**ФРАГМЕНТ ТЕКСТА**
В конце 1840-х гг. Белинский, по мнению Скабичевского, вновь попал в плен отвлеченных схем, теперь уже в виде славянофильства. Вывод о принятии критиком славянофильской концепции автор сделал на основании полемики его с В. Н. Майковым, объявившим в 1846 г. стремление к народности в литературе вредным предрассудком, который отводит наш взор от общечеловеческих ценностей.
«Космополитическая» теория Майкова не была новостью в русской критике. Сам Белинский в ряде высказываний начала 1840-х гг. отчасти давал толчок такому направлению, заявляя, что «особное получает свое достоинство исключительно от общего и что любить можно только идею». Однако в дальнейшем этот крен им преодолевается: «всемирно-историческая жизнь человечества» сравнивается с аккордом, складывающимся из разных национальных звуков. Каждая нация обладает трудно уловимым для понятийного выражения миросозерцанием (ныне мы называем его «менталитет», а Белинский определял как «умственную призму, с одним или несколькими первосущными цветами радуги», сквозь которую народ созерцает тайну бытия67). Национальные формы в искусстве всегда привлекали внимание Белинского, и потому отрицание Майковым народности произведений Кольцова вызвало у него резкие возражения. Мнение о победоносной борьбе общечеловеческого с народным справедливо показалось Белинскому проявлением чисто российской способности мыслить крайностями: оно вело к опасному выводу о взаимозаменяемости индивидуальности, как человеческой, так и национальной.
Отметим, что Белинский не связывал национальность художественного творения лишь с его формой, а общечеловеческую идею — с содержанием (как это было в социалистическом реализме). Порой отступая от этого положения, он все же высказал мысль о национальности не только формы, но и идеи произведения искусства, основываясь на наблюдении, что «у самого ума есть своя индивидуальность» и «ум без плоти, без физиономии, ум, не действующий на кровь и не принимающий на себя ее действия, есть логическая мечта, мертвый абстракт». Что же касалось обвинений Белинского в славянофильстве, оно проистекало из неуясненности социальной роли последнего; сам Белинский ответил на него, что, признавая справедливость нападений славянофилов на ложные проявления российского европеизма, он остается все же «на своем месте», не примыкая ми к славянофилам, ни к «космополитам»68. Претензии Скабичевского к Белинскому за якобы недостаточное обоснование связи литературы с социальной жизнью были типичны для левой журналистики. Больший интерес представляла заявка на переосмысление подходов критика к сатире. Утверждая, что сила таланта - в полноте и объективности отображения реальности, Белинский во многом упускал из вида сам метод создания комического в искусстве, требующий гиперболизации тех или иных сторон явления, - отчасти по этой причине природа гоголевского творчества осталась им недопонятой, а такая повесть Гоголя, как «Нос», - явно недооцененной. Догадки Скабичевского о необходимости авторского вмешательства в воспроизведение реальности для создания комического эффекта и высказывания через него художественных идей (наиболее интересная сторона его эстетики) могли бы стать удачным дополнением литературной теории Белинского. Однако их разработка оказалась не под силу ни этому публицисту, ни радикальной эстетики в целом69.

**ИЗВЛЕЧЕННЫЕ СВЕДЕНИЯ**

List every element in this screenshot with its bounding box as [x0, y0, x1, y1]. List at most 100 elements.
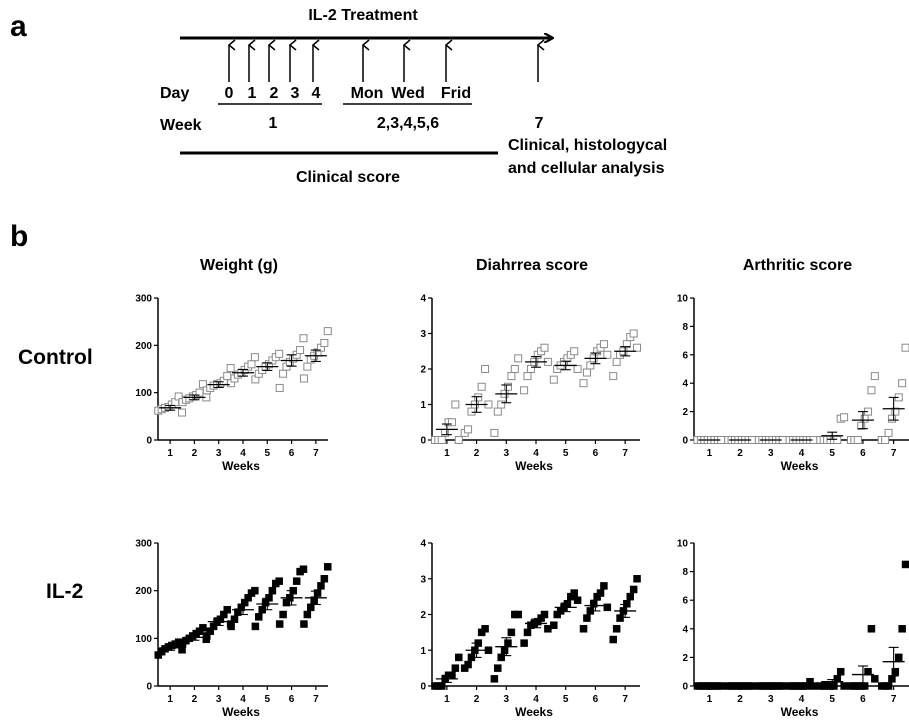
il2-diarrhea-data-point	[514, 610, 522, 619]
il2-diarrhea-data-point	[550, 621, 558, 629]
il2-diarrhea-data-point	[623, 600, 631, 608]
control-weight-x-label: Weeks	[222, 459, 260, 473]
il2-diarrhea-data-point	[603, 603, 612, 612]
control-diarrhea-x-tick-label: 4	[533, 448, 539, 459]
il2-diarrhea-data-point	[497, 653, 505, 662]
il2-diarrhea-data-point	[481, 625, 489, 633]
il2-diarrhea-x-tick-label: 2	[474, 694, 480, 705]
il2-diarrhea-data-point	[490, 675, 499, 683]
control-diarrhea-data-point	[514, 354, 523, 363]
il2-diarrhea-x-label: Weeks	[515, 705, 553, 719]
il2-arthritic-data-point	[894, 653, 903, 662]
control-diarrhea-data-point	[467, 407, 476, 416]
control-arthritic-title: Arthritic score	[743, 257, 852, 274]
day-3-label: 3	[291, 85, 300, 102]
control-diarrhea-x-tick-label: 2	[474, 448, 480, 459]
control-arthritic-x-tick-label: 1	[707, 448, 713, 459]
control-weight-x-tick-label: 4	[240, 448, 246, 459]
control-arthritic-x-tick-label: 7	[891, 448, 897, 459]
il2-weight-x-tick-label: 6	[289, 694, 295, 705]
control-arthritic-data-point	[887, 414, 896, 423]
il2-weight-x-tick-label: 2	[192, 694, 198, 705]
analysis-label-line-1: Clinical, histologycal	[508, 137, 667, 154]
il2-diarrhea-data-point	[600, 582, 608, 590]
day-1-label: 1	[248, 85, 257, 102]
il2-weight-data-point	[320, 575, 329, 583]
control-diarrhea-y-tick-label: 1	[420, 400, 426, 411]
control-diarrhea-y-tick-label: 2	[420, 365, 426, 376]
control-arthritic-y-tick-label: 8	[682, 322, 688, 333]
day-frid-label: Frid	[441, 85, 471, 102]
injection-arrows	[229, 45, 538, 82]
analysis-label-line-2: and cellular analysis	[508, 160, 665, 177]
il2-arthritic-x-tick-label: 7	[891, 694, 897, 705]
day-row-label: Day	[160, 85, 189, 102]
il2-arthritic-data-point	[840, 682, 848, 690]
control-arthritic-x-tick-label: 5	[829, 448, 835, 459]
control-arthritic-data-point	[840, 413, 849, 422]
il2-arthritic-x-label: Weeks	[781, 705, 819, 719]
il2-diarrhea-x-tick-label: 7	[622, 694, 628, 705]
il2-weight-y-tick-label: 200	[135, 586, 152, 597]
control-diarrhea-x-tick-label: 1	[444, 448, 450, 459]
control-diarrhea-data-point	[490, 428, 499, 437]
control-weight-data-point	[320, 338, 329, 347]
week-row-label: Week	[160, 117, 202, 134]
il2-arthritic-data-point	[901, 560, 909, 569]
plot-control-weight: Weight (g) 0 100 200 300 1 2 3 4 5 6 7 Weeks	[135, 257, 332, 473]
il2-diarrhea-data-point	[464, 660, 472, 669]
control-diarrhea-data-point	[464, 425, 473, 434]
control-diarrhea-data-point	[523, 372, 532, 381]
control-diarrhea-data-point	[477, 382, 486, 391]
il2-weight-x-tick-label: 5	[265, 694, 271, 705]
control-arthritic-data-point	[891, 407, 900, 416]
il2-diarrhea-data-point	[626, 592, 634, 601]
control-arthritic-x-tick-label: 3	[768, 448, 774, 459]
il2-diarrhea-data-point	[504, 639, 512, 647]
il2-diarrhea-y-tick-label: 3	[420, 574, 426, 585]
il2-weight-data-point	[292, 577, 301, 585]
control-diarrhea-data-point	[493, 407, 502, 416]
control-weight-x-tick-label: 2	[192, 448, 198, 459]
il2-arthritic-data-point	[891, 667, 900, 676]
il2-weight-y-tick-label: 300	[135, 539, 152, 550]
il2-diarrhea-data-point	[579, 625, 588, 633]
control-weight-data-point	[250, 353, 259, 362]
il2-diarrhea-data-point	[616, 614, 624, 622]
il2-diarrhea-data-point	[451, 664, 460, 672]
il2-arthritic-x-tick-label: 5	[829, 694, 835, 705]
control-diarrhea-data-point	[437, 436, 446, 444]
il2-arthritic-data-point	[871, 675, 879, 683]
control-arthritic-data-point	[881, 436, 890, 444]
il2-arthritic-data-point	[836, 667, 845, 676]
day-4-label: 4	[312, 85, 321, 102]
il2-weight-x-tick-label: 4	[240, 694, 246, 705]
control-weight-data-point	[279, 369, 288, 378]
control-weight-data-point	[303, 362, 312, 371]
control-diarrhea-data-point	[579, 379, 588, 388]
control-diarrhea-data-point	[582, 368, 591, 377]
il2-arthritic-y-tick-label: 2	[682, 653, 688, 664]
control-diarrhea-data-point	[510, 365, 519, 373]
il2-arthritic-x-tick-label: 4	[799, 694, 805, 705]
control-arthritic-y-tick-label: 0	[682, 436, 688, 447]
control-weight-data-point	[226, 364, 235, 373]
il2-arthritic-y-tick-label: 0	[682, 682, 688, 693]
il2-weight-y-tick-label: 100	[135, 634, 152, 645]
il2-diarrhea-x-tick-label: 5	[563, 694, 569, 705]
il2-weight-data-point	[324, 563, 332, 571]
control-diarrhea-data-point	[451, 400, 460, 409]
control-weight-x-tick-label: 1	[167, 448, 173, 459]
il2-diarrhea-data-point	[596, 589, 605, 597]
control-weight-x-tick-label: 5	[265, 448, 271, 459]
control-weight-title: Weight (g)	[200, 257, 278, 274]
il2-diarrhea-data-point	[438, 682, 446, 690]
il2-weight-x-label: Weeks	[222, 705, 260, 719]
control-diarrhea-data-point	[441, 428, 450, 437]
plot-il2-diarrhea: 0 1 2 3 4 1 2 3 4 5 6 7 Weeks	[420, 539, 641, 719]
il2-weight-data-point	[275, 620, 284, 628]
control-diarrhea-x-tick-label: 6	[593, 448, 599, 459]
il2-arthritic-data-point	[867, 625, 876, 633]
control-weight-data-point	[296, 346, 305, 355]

**ПОСТАВЛЕННАЯ ЗАДАЧА A**
Определите, согласуются ли с фрагментом следующие утверждения. Для каждого ответьте «да» или «нет» и приведите точную цитату из фрагмента, которая это решает.
(i) В 1846 г. Майков объявил стремление к народности в литературе вредным предрассудком.
(ii) Белинский связывал национальность художественного произведения только с его формой.
(iii) Белинский высоко оценил повесть Гоголя «Нос».
**ПОСТАВЛЕННАЯ ЗАДАЧА B**
Ответьте на вопросы по фрагменту:
(i) С чем Белинский сравнивал «всемирно-историческую жизнь человечества»?
(ii) Народность чьих произведений отрицал Майков, вызвав резкие возражения Белинского?
(iii) Что фрагмент называет наиболее интересной стороной эстетики Скабичевского?
Материал здесь не используется.

**ПОЛНЫЙ ОТВЕТ A**
(i) Да: «объявившим в 1846 г. стремление к народности в литературе вредным предрассудком».
(ii) Нет: «Белинский не связывал национальность художественного творения лишь с его формой».
(iii) Нет: «такая повесть Гоголя, как «Нос», - явно недооцененной».

**ПОЛНЫЙ ОТВЕТ B**
(i) С аккордом, складывающимся из разных национальных звуков.
(ii) Кольцова.
(iii) Его догадки о необходимости авторского вмешательства в воспроизведение реальности для создания комического эффекта и высказывания через него художественных идей.